> **Set exercise**
Lay out every line of the records below as a numbered list, leaving out any blank lines.
** start Listing **
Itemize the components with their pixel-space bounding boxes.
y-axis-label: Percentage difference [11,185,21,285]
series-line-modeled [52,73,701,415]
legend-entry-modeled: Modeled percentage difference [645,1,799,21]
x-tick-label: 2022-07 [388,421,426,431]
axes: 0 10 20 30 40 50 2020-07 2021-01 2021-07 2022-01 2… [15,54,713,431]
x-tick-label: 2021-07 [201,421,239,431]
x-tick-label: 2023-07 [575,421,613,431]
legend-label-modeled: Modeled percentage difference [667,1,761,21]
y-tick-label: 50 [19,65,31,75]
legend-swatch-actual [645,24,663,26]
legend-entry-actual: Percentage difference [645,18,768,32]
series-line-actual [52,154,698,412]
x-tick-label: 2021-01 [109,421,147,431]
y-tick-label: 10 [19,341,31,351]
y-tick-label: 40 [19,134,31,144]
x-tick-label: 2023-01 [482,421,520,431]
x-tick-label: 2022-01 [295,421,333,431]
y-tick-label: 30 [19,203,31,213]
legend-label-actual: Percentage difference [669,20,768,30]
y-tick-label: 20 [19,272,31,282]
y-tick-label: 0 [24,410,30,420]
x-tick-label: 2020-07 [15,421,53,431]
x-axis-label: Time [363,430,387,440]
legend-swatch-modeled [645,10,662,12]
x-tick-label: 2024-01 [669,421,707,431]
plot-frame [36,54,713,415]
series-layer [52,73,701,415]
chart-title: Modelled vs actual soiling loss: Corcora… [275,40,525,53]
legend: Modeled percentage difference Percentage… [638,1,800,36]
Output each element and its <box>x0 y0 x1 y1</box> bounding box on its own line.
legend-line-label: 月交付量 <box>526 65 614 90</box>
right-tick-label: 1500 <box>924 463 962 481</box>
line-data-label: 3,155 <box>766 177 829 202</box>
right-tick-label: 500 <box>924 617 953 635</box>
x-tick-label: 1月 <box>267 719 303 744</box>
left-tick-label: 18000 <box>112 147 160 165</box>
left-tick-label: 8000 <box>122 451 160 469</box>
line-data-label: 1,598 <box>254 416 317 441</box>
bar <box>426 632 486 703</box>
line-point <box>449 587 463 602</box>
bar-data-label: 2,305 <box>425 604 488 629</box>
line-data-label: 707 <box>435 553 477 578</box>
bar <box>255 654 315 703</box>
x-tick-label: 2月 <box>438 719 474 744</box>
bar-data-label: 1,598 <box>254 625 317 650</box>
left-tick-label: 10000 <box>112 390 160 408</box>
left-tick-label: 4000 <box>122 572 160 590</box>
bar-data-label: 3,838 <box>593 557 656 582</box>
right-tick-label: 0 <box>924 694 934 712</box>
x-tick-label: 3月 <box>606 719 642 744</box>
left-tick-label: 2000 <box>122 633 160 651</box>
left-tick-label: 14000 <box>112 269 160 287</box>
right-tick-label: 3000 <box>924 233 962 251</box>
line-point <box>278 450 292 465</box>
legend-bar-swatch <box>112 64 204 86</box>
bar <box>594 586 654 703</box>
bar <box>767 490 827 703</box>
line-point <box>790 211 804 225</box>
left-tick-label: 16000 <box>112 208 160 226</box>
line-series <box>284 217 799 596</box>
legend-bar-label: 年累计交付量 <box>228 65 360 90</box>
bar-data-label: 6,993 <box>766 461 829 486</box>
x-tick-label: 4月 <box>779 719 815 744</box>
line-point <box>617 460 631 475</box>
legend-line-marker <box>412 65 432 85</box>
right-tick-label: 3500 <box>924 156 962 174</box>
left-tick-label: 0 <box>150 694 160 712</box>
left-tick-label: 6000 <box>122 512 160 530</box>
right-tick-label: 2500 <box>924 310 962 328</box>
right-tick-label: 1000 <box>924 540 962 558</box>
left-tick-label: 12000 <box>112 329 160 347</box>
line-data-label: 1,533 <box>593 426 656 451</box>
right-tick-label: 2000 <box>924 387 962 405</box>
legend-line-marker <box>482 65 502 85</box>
** end Listing **
> **Answer to this exercise**
1. Itemize the components with their pixel-space bounding boxes.
2. y-axis-label: Percentage difference [11,185,21,285]
3. series-line-modeled [52,73,701,415]
4. legend-entry-modeled: Modeled percentage difference [645,1,799,21]
5. x-tick-label: 2022-07 [388,421,426,431]
6. axes: 0 10 20 30 40 50 2020-07 2021-01 2021-07 2022-01 2… [15,54,713,431]
7. x-tick-label: 2021-07 [201,421,239,431]
8. x-tick-label: 2023-07 [575,421,613,431]
9. legend-label-modeled: Modeled percentage difference [667,1,761,21]
10. y-tick-label: 50 [19,65,31,75]
11. legend-swatch-actual [645,24,663,26]
12. legend-entry-actual: Percentage difference [645,18,768,32]
13. series-line-actual [52,154,698,412]
14. x-tick-label: 2021-01 [109,421,147,431]
15. y-tick-label: 10 [19,341,31,351]
16. y-tick-label: 40 [19,134,31,144]
17. x-tick-label: 2023-01 [482,421,520,431]
18. x-tick-label: 2022-01 [295,421,333,431]
19. y-tick-label: 30 [19,203,31,213]
20. legend-label-actual: Percentage difference [669,20,768,30]
21. y-tick-label: 20 [19,272,31,282]
22. y-tick-label: 0 [24,410,30,420]
23. x-tick-label: 2020-07 [15,421,53,431]
24. x-axis-label: Time [363,430,387,440]
25. legend-swatch-modeled [645,10,662,12]
26. x-tick-label: 2024-01 [669,421,707,431]
27. plot-frame [36,54,713,415]
28. series-layer [52,73,701,415]
29. chart-title: Modelled vs actual soiling loss: Corcora… [275,40,525,53]
30. legend: Modeled percentage difference Percentage… [638,1,800,36]
31. Output each element and its <box>x0 y0 x1 y1</box> bounding box on its own line.
32. legend-line-label: 月交付量 <box>526 65 614 90</box>
33. right-tick-label: 1500 <box>924 463 962 481</box>
34. line-data-label: 3,155 <box>766 177 829 202</box>
35. right-tick-label: 500 <box>924 617 953 635</box>
36. x-tick-label: 1月 <box>267 719 303 744</box>
37. left-tick-label: 18000 <box>112 147 160 165</box>
38. left-tick-label: 8000 <box>122 451 160 469</box>
39. line-data-label: 1,598 <box>254 416 317 441</box>
40. bar <box>426 632 486 703</box>
41. line-point <box>449 587 463 602</box>
42. bar-data-label: 2,305 <box>425 604 488 629</box>
43. line-data-label: 707 <box>435 553 477 578</box>
44. bar <box>255 654 315 703</box>
45. x-tick-label: 2月 <box>438 719 474 744</box>
46. bar-data-label: 1,598 <box>254 625 317 650</box>
47. left-tick-label: 10000 <box>112 390 160 408</box>
48. left-tick-label: 4000 <box>122 572 160 590</box>
49. bar-data-label: 3,838 <box>593 557 656 582</box>
50. right-tick-label: 0 <box>924 694 934 712</box>
51. x-tick-label: 3月 <box>606 719 642 744</box>
52. left-tick-label: 2000 <box>122 633 160 651</box>
53. left-tick-label: 14000 <box>112 269 160 287</box>
54. right-tick-label: 3000 <box>924 233 962 251</box>
55. line-point <box>278 450 292 465</box>
56. legend-bar-swatch <box>112 64 204 86</box>
57. bar <box>594 586 654 703</box>
58. bar <box>767 490 827 703</box>
59. line-point <box>790 211 804 225</box>
60. left-tick-label: 16000 <box>112 208 160 226</box>
61. line-series <box>284 217 799 596</box>
62. legend-bar-label: 年累计交付量 <box>228 65 360 90</box>
63. bar-data-label: 6,993 <box>766 461 829 486</box>
64. x-tick-label: 4月 <box>779 719 815 744</box>
65. line-point <box>617 460 631 475</box>
66. legend-line-marker <box>412 65 432 85</box>
67. right-tick-label: 3500 <box>924 156 962 174</box>
68. left-tick-label: 0 <box>150 694 160 712</box>
69. left-tick-label: 6000 <box>122 512 160 530</box>
70. right-tick-label: 2500 <box>924 310 962 328</box>
71. right-tick-label: 1000 <box>924 540 962 558</box>
72. left-tick-label: 12000 <box>112 329 160 347</box>
73. line-data-label: 1,533 <box>593 426 656 451</box>
74. right-tick-label: 2000 <box>924 387 962 405</box>
75. legend-line-marker <box>482 65 502 85</box>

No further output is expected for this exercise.